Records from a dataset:
------------------------------
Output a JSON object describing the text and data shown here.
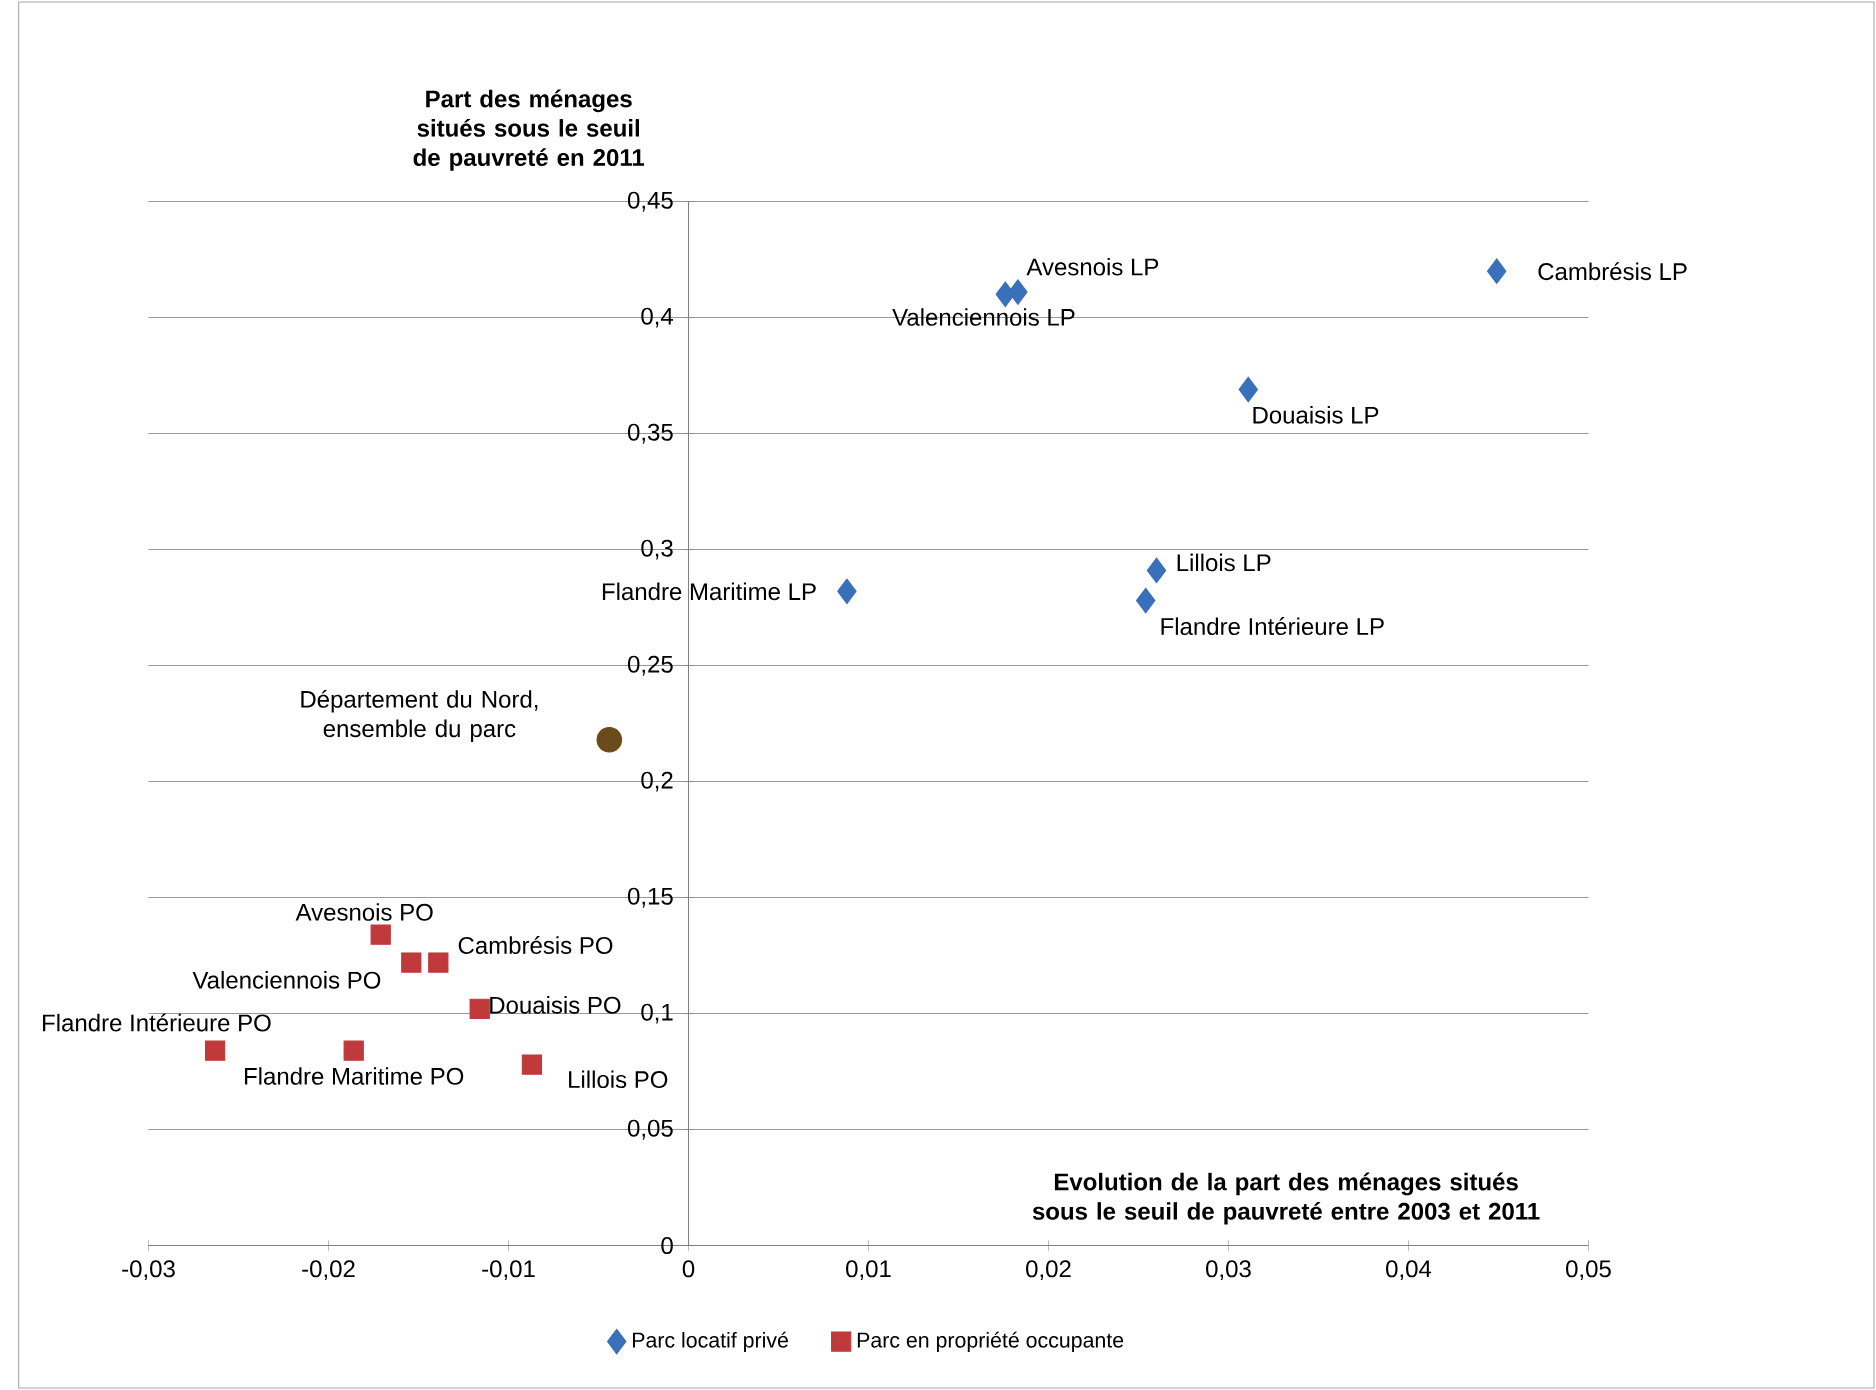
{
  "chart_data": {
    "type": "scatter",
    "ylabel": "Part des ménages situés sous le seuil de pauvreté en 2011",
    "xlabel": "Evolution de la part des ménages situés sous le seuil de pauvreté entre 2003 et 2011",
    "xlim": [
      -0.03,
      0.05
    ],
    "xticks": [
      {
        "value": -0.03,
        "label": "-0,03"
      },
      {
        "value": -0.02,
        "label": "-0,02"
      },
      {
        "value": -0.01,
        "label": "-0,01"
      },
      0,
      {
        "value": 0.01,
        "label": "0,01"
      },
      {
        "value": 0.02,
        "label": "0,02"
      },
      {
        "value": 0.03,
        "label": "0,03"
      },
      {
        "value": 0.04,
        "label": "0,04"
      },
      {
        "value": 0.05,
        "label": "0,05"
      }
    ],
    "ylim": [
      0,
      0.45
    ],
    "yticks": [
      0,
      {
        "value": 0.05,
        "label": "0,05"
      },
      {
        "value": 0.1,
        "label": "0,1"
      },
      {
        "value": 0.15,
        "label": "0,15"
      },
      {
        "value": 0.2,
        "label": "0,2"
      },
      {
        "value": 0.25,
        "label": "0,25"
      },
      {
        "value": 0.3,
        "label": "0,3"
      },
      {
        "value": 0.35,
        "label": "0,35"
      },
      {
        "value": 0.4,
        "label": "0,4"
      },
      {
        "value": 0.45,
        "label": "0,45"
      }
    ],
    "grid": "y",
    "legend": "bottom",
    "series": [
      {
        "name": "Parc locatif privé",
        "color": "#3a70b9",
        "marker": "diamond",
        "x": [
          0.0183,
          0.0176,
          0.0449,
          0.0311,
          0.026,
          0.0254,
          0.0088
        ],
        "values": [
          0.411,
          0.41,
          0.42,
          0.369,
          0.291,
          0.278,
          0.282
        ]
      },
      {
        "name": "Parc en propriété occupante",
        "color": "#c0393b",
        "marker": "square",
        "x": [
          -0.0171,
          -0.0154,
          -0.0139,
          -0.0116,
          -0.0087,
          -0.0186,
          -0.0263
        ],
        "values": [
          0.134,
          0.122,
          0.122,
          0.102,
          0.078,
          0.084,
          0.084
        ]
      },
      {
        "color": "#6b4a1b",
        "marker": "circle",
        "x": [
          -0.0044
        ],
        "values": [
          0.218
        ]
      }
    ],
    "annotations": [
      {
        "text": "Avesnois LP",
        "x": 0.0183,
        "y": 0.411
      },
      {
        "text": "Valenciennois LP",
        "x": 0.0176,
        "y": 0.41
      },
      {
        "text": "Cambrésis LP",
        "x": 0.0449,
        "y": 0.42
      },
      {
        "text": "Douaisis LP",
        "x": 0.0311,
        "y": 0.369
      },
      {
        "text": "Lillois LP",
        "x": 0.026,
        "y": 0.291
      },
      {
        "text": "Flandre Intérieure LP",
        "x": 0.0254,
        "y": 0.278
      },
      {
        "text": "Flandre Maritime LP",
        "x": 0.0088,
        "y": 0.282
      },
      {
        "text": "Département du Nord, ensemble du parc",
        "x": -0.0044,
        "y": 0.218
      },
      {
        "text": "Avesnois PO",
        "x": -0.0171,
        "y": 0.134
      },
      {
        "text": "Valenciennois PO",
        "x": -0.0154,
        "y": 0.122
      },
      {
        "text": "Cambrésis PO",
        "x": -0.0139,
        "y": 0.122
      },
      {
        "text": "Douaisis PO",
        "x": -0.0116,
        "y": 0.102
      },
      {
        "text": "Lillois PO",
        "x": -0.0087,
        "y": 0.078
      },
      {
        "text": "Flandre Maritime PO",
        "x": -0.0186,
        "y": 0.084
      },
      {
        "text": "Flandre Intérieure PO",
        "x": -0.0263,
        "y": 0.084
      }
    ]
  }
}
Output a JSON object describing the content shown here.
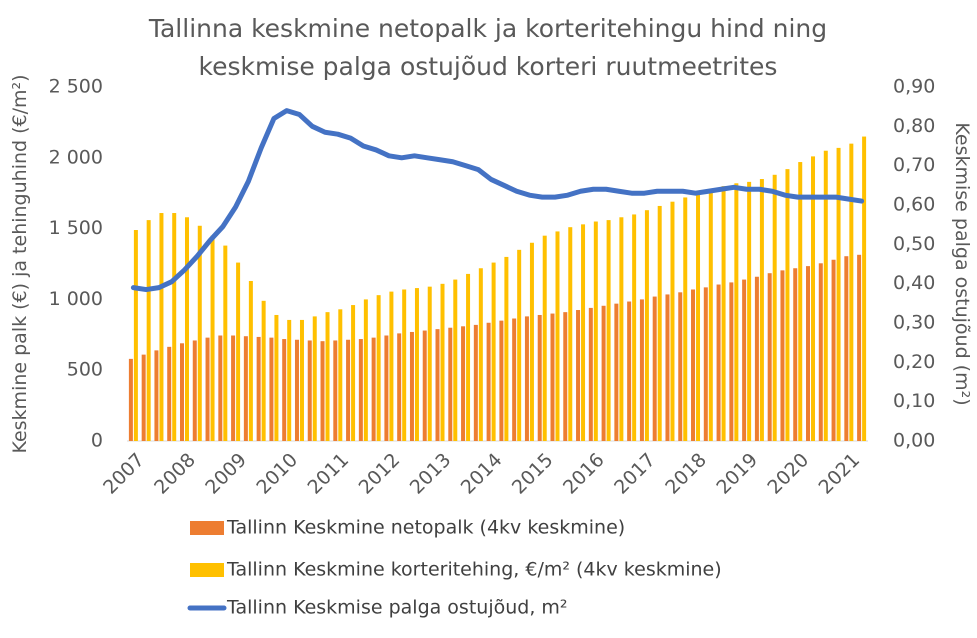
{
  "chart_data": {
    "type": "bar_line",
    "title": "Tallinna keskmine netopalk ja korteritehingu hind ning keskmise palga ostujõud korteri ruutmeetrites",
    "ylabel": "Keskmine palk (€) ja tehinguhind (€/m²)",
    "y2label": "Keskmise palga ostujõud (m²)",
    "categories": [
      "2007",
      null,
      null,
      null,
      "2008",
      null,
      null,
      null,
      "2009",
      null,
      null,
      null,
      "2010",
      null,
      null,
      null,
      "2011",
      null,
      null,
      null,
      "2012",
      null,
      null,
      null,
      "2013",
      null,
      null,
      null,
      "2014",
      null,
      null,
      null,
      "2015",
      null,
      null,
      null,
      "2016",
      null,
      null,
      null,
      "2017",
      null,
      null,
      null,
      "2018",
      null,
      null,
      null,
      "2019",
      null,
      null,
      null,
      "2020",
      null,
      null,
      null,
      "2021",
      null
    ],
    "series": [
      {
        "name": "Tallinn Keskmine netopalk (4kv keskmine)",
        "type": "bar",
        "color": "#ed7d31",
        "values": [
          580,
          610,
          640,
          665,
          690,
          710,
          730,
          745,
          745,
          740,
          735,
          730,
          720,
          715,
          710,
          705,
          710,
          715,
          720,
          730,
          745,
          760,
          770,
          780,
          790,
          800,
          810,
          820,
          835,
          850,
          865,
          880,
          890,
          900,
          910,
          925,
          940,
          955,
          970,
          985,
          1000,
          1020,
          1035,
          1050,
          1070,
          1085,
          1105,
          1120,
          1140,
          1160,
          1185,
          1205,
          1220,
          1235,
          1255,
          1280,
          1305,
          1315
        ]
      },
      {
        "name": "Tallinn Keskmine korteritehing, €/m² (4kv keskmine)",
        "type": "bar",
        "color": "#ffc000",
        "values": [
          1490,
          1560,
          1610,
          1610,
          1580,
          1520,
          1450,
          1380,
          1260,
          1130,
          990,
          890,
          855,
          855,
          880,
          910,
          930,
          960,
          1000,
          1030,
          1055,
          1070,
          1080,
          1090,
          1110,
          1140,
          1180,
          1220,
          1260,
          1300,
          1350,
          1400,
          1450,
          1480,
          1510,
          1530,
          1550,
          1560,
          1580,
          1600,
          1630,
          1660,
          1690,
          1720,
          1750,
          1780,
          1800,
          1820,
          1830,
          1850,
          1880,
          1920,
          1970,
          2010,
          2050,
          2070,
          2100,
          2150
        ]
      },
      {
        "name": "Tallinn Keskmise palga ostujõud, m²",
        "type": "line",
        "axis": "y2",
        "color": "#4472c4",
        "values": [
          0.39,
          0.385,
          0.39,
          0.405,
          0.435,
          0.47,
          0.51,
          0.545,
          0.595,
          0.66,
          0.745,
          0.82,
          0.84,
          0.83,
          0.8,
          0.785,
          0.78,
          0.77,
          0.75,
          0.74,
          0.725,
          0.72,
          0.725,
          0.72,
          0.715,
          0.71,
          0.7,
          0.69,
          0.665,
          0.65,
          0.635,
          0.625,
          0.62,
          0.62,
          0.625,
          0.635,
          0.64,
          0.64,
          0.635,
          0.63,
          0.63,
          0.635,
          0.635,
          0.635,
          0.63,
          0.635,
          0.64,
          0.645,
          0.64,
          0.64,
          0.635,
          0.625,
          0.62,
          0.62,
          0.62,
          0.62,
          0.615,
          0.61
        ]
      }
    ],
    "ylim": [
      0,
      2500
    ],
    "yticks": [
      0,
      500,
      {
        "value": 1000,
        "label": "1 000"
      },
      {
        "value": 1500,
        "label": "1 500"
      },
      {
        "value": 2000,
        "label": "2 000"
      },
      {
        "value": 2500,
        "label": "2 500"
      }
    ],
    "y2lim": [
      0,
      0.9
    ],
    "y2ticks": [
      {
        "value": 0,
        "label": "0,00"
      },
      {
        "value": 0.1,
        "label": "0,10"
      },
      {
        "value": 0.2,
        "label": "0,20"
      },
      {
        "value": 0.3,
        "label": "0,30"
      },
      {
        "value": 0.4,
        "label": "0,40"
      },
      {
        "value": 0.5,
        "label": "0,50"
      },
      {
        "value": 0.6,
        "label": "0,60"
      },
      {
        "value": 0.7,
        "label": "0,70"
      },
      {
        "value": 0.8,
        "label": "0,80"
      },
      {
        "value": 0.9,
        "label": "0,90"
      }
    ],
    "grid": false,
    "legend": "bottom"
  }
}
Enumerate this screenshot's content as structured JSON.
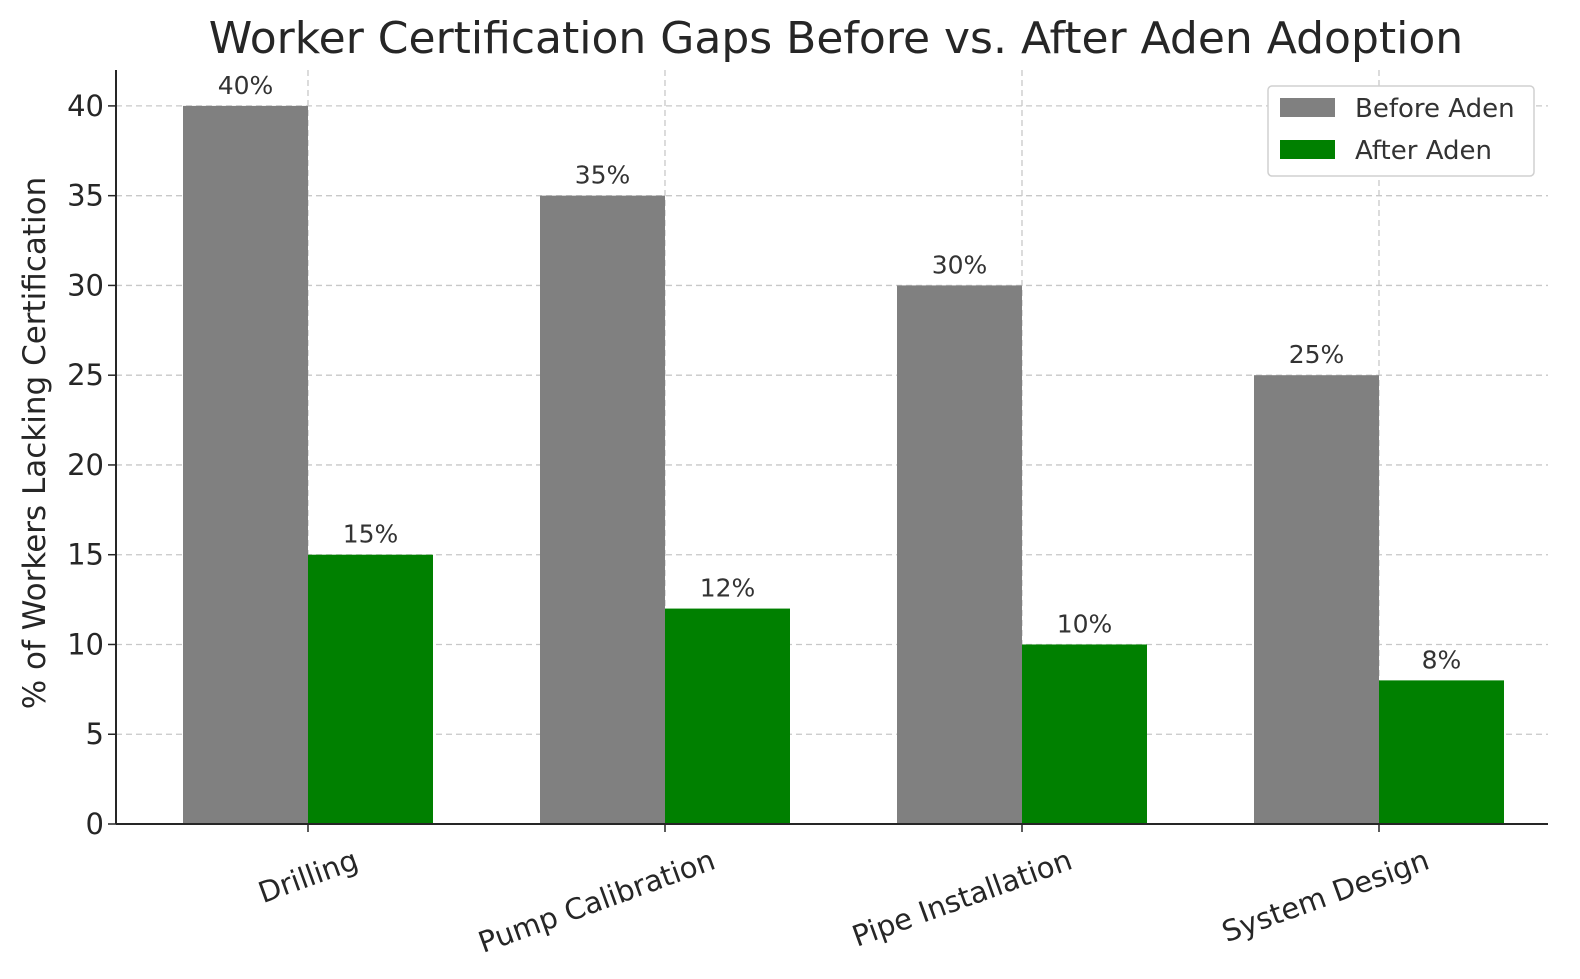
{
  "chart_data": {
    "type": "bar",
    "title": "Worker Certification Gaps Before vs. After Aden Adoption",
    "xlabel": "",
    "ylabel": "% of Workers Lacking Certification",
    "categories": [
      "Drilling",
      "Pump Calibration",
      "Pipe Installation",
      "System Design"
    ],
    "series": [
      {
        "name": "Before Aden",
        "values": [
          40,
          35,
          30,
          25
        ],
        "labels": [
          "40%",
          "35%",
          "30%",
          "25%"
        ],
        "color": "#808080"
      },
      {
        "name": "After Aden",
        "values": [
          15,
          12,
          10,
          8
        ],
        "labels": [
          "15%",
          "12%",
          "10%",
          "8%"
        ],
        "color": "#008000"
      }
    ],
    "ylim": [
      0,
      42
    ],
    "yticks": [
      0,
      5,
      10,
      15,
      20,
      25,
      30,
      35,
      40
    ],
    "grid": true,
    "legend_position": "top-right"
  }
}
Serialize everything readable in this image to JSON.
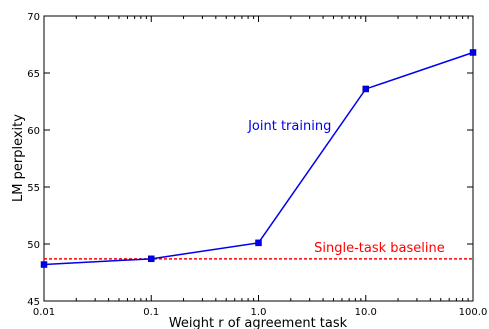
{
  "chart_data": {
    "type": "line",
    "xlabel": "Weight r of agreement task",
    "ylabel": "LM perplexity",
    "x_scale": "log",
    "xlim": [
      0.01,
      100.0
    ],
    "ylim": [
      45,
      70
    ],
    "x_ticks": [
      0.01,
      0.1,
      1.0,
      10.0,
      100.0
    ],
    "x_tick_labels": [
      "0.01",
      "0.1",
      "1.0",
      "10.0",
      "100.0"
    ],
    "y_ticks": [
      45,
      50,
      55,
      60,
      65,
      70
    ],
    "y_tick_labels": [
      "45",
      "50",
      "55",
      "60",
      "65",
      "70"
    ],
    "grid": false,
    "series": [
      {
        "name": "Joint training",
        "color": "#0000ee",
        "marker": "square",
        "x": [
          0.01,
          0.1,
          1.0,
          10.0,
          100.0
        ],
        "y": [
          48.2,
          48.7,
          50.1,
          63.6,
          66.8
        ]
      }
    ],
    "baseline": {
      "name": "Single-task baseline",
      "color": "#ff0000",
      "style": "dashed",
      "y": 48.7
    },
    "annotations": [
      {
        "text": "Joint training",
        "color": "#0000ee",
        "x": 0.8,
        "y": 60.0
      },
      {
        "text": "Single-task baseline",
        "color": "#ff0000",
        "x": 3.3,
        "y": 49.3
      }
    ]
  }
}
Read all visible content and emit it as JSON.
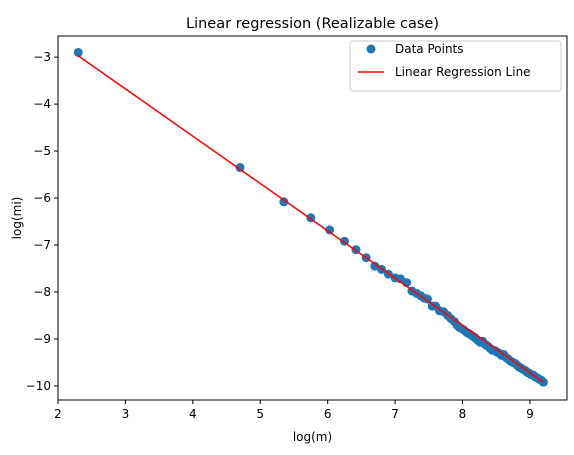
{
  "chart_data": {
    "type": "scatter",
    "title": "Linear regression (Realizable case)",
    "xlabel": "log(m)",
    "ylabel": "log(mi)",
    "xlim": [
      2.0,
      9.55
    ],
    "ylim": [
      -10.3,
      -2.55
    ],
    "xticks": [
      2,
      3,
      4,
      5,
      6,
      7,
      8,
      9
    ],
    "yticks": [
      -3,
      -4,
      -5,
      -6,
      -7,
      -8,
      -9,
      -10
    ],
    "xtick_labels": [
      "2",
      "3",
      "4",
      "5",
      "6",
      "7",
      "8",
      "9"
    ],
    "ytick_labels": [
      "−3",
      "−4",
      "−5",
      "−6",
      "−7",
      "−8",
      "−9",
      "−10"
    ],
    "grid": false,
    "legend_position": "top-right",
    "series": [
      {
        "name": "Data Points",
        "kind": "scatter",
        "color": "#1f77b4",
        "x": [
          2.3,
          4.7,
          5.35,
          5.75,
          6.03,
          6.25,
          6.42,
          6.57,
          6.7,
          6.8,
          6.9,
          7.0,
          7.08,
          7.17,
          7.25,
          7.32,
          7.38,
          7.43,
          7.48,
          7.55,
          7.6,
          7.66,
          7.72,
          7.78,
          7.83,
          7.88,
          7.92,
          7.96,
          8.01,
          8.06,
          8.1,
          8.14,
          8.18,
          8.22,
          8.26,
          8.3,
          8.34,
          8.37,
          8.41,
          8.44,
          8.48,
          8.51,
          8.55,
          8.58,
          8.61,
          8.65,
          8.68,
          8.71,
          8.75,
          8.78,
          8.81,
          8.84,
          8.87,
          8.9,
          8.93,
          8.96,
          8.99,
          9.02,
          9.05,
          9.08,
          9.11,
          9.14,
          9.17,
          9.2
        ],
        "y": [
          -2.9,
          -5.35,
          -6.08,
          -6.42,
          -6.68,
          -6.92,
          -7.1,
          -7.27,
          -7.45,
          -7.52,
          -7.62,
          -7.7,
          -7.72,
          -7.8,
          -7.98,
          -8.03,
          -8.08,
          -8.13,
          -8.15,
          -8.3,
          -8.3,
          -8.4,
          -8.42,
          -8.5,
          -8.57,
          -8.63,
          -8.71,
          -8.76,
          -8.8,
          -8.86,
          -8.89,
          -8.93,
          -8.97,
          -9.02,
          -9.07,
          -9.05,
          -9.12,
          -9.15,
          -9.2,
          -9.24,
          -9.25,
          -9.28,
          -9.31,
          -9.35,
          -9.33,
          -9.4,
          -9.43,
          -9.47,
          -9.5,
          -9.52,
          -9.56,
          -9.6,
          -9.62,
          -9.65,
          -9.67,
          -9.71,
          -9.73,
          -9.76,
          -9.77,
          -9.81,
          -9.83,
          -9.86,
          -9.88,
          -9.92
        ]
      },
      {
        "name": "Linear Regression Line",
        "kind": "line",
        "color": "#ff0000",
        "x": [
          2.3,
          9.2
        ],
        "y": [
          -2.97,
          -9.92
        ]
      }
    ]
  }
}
------------------------------
### Task brief
Of the lines above, how many hold the string "here"? Answer with only the number.

### Solution for this exercise
2